**** RAW RECORDS

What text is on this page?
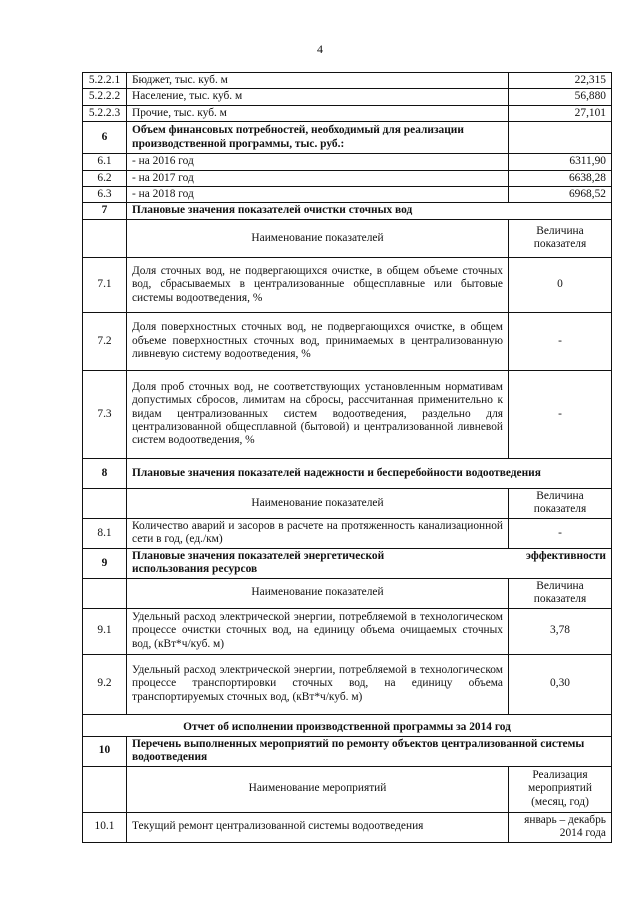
4
5.2.2.1	Бюджет, тыс. куб. м	22,315
5.2.2.2	Население, тыс. куб. м	56,880
5.2.2.3	Прочие, тыс. куб. м	27,101
6	Объем финансовых потребностей, необходимый для реализации производственной программы, тыс. руб.:	
6.1	- на 2016 год	6311,90
6.2	- на 2017 год	6638,28
6.3	- на 2018 год	6968,52
7	Плановые значения показателей очистки сточных вод	
	Наименование показателей	Величина показателя
7.1	Доля сточных вод, не подвергающихся очистке, в общем объеме сточных вод, сбрасываемых в централизованные общесплавные или бытовые системы водоотведения, %	0
7.2	Доля поверхностных сточных вод, не подвергающихся очистке, в общем объеме поверхностных сточных вод, принимаемых в централизованную ливневую систему водоотведения, %	-
7.3	Доля проб сточных вод, не соответствующих установленным нормативам допустимых сбросов, лимитам на сбросы, рассчитанная применительно к видам централизованных систем водоотведения, раздельно для централизованной общесплавной (бытовой) и централизованной ливневой систем водоотведения, %	-
8	Плановые значения показателей надежности и бесперебойности водоотведения	
	Наименование показателей	Величина показателя
8.1	Количество аварий и засоров в расчете на протяженность канализационной сети в год, (ед./км)	-
9	Плановые значения показателей энергетической эффективности
использования ресурсов	

	Наименование показателей	Величина показателя
9.1	Удельный расход электрической энергии, потребляемой в технологическом процессе очистки сточных вод, на единицу объема очищаемых сточных вод, (кВт*ч/куб. м)	3,78
9.2	Удельный расход электрической энергии, потребляемой в технологическом процессе транспортировки сточных вод, на единицу объема транспортируемых сточных вод, (кВт*ч/куб. м)	0,30
Отчет об исполнении производственной программы за 2014 год		
10	Перечень выполненных мероприятий по ремонту объектов централизованной системы водоотведения	
	Наименование мероприятий	Реализация мероприятий (месяц, год)
10.1	Текущий ремонт централизованной системы водоотведения	январь – декабрь 2014 года
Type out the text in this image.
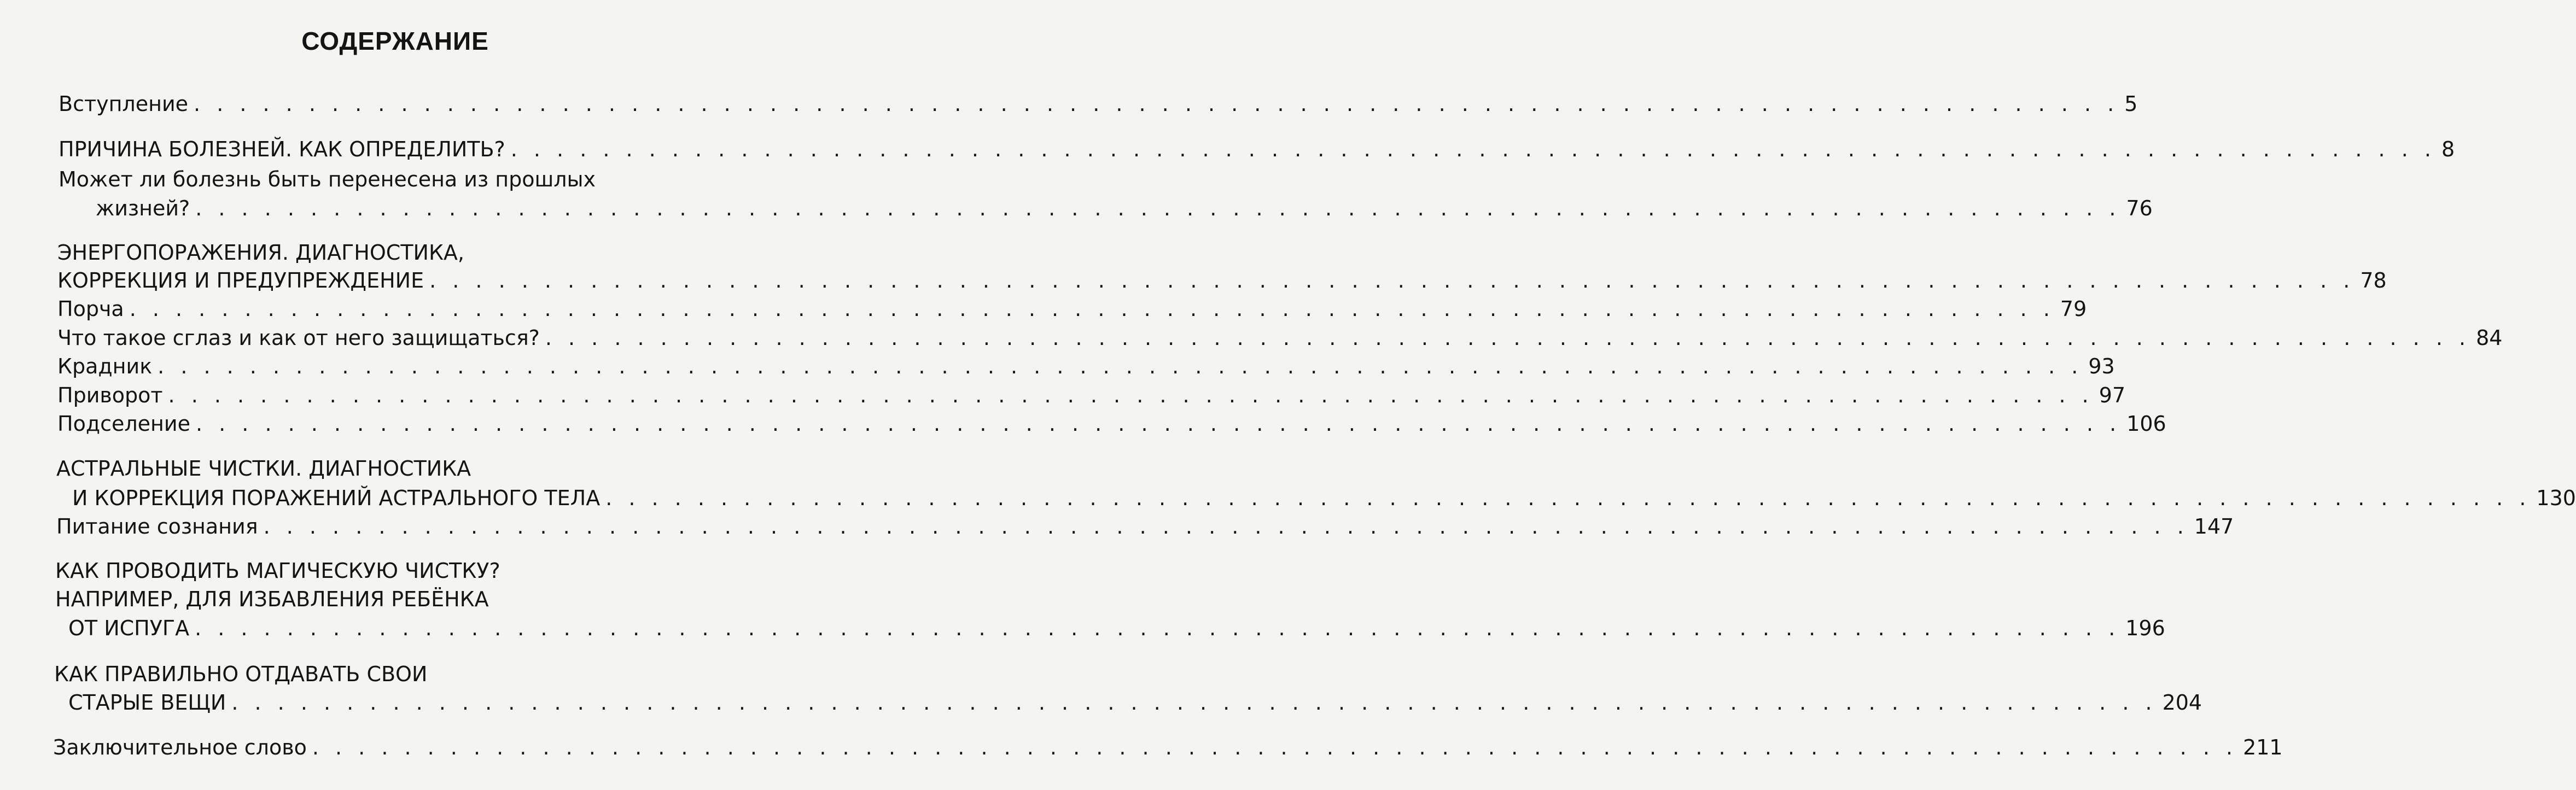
СОДЕРЖАНИЕ
Вступление . . . . . . . . . . . . . . . . . . . . . . . . . . . . . . . . . . . . . . . . . . . . . . . . . . . . . . . . . . . . . . . . . . . . . . . . . . . . . . . . . . . . 5
ПРИЧИНА БОЛЕЗНЕЙ. КАК ОПРЕДЕЛИТЬ? . . . . . . . . . . . . . . . . . . . . . . . . . . . . . . . . . . . . . . . . . . . . . . . . . . . . . . . . . . . . . . . . . . . . . . . . . . . . . . . . . . . . 8
Может ли болезнь быть перенесена из прошлых
жизней? . . . . . . . . . . . . . . . . . . . . . . . . . . . . . . . . . . . . . . . . . . . . . . . . . . . . . . . . . . . . . . . . . . . . . . . . . . . . . . . . . . . . 76
ЭНЕРГОПОРАЖЕНИЯ. ДИАГНОСТИКА,
КОРРЕКЦИЯ И ПРЕДУПРЕЖДЕНИЕ . . . . . . . . . . . . . . . . . . . . . . . . . . . . . . . . . . . . . . . . . . . . . . . . . . . . . . . . . . . . . . . . . . . . . . . . . . . . . . . . . . . . 78
Порча . . . . . . . . . . . . . . . . . . . . . . . . . . . . . . . . . . . . . . . . . . . . . . . . . . . . . . . . . . . . . . . . . . . . . . . . . . . . . . . . . . . . 79
Что такое сглаз и как от него защищаться? . . . . . . . . . . . . . . . . . . . . . . . . . . . . . . . . . . . . . . . . . . . . . . . . . . . . . . . . . . . . . . . . . . . . . . . . . . . . . . . . . . . . 84
Крадник . . . . . . . . . . . . . . . . . . . . . . . . . . . . . . . . . . . . . . . . . . . . . . . . . . . . . . . . . . . . . . . . . . . . . . . . . . . . . . . . . . . . 93
Приворот . . . . . . . . . . . . . . . . . . . . . . . . . . . . . . . . . . . . . . . . . . . . . . . . . . . . . . . . . . . . . . . . . . . . . . . . . . . . . . . . . . . . 97
Подселение . . . . . . . . . . . . . . . . . . . . . . . . . . . . . . . . . . . . . . . . . . . . . . . . . . . . . . . . . . . . . . . . . . . . . . . . . . . . . . . . . . . . 106
АСТРАЛЬНЫЕ ЧИСТКИ. ДИАГНОСТИКА
И КОРРЕКЦИЯ ПОРАЖЕНИЙ АСТРАЛЬНОГО ТЕЛА . . . . . . . . . . . . . . . . . . . . . . . . . . . . . . . . . . . . . . . . . . . . . . . . . . . . . . . . . . . . . . . . . . . . . . . . . . . . . . . . . . . . 130
Питание сознания . . . . . . . . . . . . . . . . . . . . . . . . . . . . . . . . . . . . . . . . . . . . . . . . . . . . . . . . . . . . . . . . . . . . . . . . . . . . . . . . . . . . 147
КАК ПРОВОДИТЬ МАГИЧЕСКУЮ ЧИСТКУ?
НАПРИМЕР, ДЛЯ ИЗБАВЛЕНИЯ РЕБЁНКА
ОТ ИСПУГА . . . . . . . . . . . . . . . . . . . . . . . . . . . . . . . . . . . . . . . . . . . . . . . . . . . . . . . . . . . . . . . . . . . . . . . . . . . . . . . . . . . . 196
КАК ПРАВИЛЬНО ОТДАВАТЬ СВОИ
СТАРЫЕ ВЕЩИ . . . . . . . . . . . . . . . . . . . . . . . . . . . . . . . . . . . . . . . . . . . . . . . . . . . . . . . . . . . . . . . . . . . . . . . . . . . . . . . . . . . . 204
Заключительное слово . . . . . . . . . . . . . . . . . . . . . . . . . . . . . . . . . . . . . . . . . . . . . . . . . . . . . . . . . . . . . . . . . . . . . . . . . . . . . . . . . . . . 211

********

Set every line down exactly as written, leaving each picture out.

What text is on this page?
4
5.2.2.1	Бюджет, тыс. куб. м	22,315
5.2.2.2	Население, тыс. куб. м	56,880
5.2.2.3	Прочие, тыс. куб. м	27,101
6	Объем финансовых потребностей, необходимый для реализации производственной программы, тыс. руб.:	
6.1	- на 2016 год	6311,90
6.2	- на 2017 год	6638,28
6.3	- на 2018 год	6968,52
7	Плановые значения показателей очистки сточных вод	
	Наименование показателей	Величина показателя
7.1	Доля сточных вод, не подвергающихся очистке, в общем объеме сточных вод, сбрасываемых в централизованные общесплавные или бытовые системы водоотведения, %	0
7.2	Доля поверхностных сточных вод, не подвергающихся очистке, в общем объеме поверхностных сточных вод, принимаемых в централизованную ливневую систему водоотведения, %	-
7.3	Доля проб сточных вод, не соответствующих установленным нормативам допустимых сбросов, лимитам на сбросы, рассчитанная применительно к видам централизованных систем водоотведения, раздельно для централизованной общесплавной (бытовой) и централизованной ливневой систем водоотведения, %	-
8	Плановые значения показателей надежности и бесперебойности водоотведения	
	Наименование показателей	Величина показателя
8.1	Количество аварий и засоров в расчете на протяженность канализационной сети в год, (ед./км)	-
9	Плановые значения показателей энергетической эффективности
использования ресурсов	

	Наименование показателей	Величина показателя
9.1	Удельный расход электрической энергии, потребляемой в технологическом процессе очистки сточных вод, на единицу объема очищаемых сточных вод, (кВт*ч/куб. м)	3,78
9.2	Удельный расход электрической энергии, потребляемой в технологическом процессе транспортировки сточных вод, на единицу объема транспортируемых сточных вод, (кВт*ч/куб. м)	0,30
Отчет об исполнении производственной программы за 2014 год		
10	Перечень выполненных мероприятий по ремонту объектов централизованной системы водоотведения	
	Наименование мероприятий	Реализация мероприятий (месяц, год)
10.1	Текущий ремонт централизованной системы водоотведения	январь – декабрь 2014 года
Type out the text in this image.
СОДЕРЖАНИЕ
Вступление . . . . . . . . . . . . . . . . . . . . . . . . . . . . . . . . . . . . . . . . . . . . . . . . . . . . . . . . . . . . . . . . . . . . . . . . . . . . . . . . . . . . 5
ПРИЧИНА БОЛЕЗНЕЙ. КАК ОПРЕДЕЛИТЬ? . . . . . . . . . . . . . . . . . . . . . . . . . . . . . . . . . . . . . . . . . . . . . . . . . . . . . . . . . . . . . . . . . . . . . . . . . . . . . . . . . . . . 8
Может ли болезнь быть перенесена из прошлых
жизней? . . . . . . . . . . . . . . . . . . . . . . . . . . . . . . . . . . . . . . . . . . . . . . . . . . . . . . . . . . . . . . . . . . . . . . . . . . . . . . . . . . . . 76
ЭНЕРГОПОРАЖЕНИЯ. ДИАГНОСТИКА,
КОРРЕКЦИЯ И ПРЕДУПРЕЖДЕНИЕ . . . . . . . . . . . . . . . . . . . . . . . . . . . . . . . . . . . . . . . . . . . . . . . . . . . . . . . . . . . . . . . . . . . . . . . . . . . . . . . . . . . . 78
Порча . . . . . . . . . . . . . . . . . . . . . . . . . . . . . . . . . . . . . . . . . . . . . . . . . . . . . . . . . . . . . . . . . . . . . . . . . . . . . . . . . . . . 79
Что такое сглаз и как от него защищаться? . . . . . . . . . . . . . . . . . . . . . . . . . . . . . . . . . . . . . . . . . . . . . . . . . . . . . . . . . . . . . . . . . . . . . . . . . . . . . . . . . . . . 84
Крадник . . . . . . . . . . . . . . . . . . . . . . . . . . . . . . . . . . . . . . . . . . . . . . . . . . . . . . . . . . . . . . . . . . . . . . . . . . . . . . . . . . . . 93
Приворот . . . . . . . . . . . . . . . . . . . . . . . . . . . . . . . . . . . . . . . . . . . . . . . . . . . . . . . . . . . . . . . . . . . . . . . . . . . . . . . . . . . . 97
Подселение . . . . . . . . . . . . . . . . . . . . . . . . . . . . . . . . . . . . . . . . . . . . . . . . . . . . . . . . . . . . . . . . . . . . . . . . . . . . . . . . . . . . 106
АСТРАЛЬНЫЕ ЧИСТКИ. ДИАГНОСТИКА
И КОРРЕКЦИЯ ПОРАЖЕНИЙ АСТРАЛЬНОГО ТЕЛА . . . . . . . . . . . . . . . . . . . . . . . . . . . . . . . . . . . . . . . . . . . . . . . . . . . . . . . . . . . . . . . . . . . . . . . . . . . . . . . . . . . . 130
Питание сознания . . . . . . . . . . . . . . . . . . . . . . . . . . . . . . . . . . . . . . . . . . . . . . . . . . . . . . . . . . . . . . . . . . . . . . . . . . . . . . . . . . . . 147
КАК ПРОВОДИТЬ МАГИЧЕСКУЮ ЧИСТКУ?
НАПРИМЕР, ДЛЯ ИЗБАВЛЕНИЯ РЕБЁНКА
ОТ ИСПУГА . . . . . . . . . . . . . . . . . . . . . . . . . . . . . . . . . . . . . . . . . . . . . . . . . . . . . . . . . . . . . . . . . . . . . . . . . . . . . . . . . . . . 196
КАК ПРАВИЛЬНО ОТДАВАТЬ СВОИ
СТАРЫЕ ВЕЩИ . . . . . . . . . . . . . . . . . . . . . . . . . . . . . . . . . . . . . . . . . . . . . . . . . . . . . . . . . . . . . . . . . . . . . . . . . . . . . . . . . . . . 204
Заключительное слово . . . . . . . . . . . . . . . . . . . . . . . . . . . . . . . . . . . . . . . . . . . . . . . . . . . . . . . . . . . . . . . . . . . . . . . . . . . . . . . . . . . . 211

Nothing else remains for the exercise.